Work to complete:
State only how many lines below include the string "times".

Dataset records:
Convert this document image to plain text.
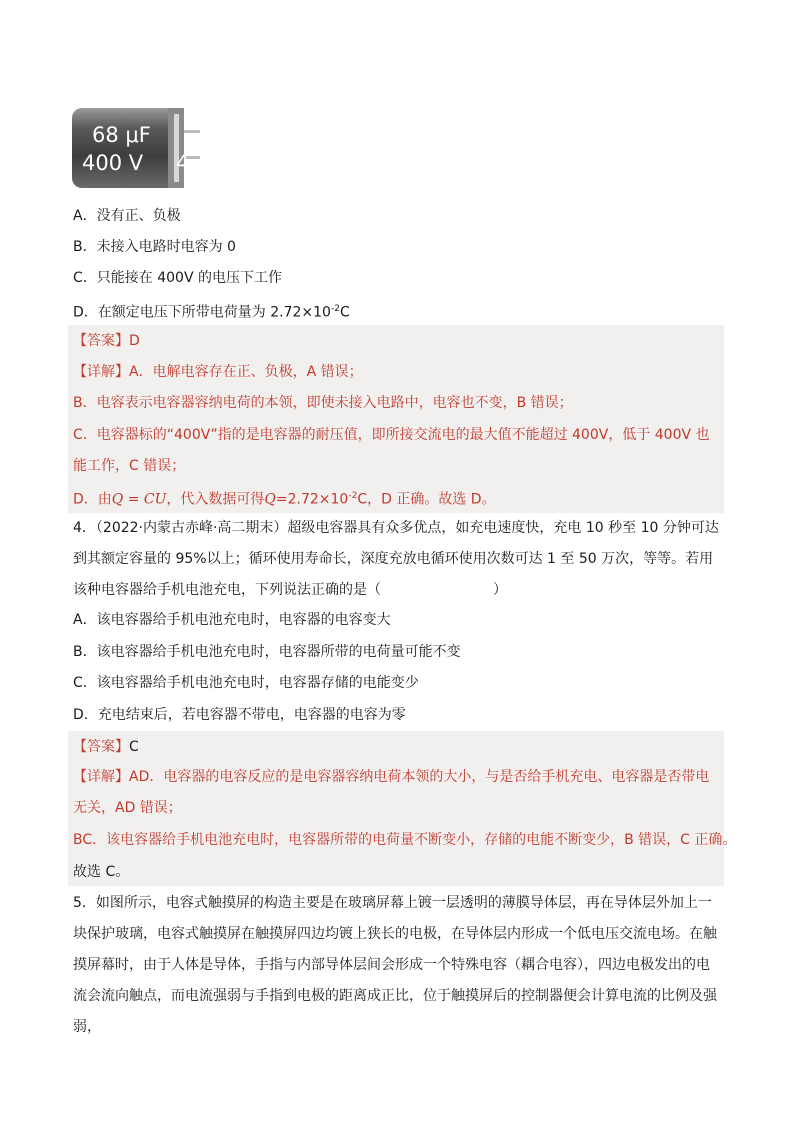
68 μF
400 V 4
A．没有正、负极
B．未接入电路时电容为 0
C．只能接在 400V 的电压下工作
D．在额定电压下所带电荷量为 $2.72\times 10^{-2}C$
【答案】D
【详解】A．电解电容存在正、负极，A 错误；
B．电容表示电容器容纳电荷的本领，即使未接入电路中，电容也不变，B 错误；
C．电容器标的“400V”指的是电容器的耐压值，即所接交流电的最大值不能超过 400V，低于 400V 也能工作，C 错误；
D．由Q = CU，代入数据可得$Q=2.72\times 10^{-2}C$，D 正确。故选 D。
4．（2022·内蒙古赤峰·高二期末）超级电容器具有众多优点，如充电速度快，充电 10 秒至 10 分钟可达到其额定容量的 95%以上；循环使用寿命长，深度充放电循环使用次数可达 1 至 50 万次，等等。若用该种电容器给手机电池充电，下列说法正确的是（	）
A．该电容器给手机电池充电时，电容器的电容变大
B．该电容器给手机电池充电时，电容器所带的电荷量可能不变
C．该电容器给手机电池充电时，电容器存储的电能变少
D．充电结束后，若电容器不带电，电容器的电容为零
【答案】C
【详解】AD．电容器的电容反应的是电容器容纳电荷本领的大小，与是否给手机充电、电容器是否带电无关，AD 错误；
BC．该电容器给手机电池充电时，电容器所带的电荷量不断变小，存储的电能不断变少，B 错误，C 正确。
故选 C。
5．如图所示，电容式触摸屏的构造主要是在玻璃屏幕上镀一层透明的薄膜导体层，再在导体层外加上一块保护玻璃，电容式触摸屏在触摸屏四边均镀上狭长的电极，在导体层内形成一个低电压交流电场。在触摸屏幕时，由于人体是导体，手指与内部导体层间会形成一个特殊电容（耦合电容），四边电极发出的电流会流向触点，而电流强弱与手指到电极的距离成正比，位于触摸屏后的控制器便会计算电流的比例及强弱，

Exercise answer:
2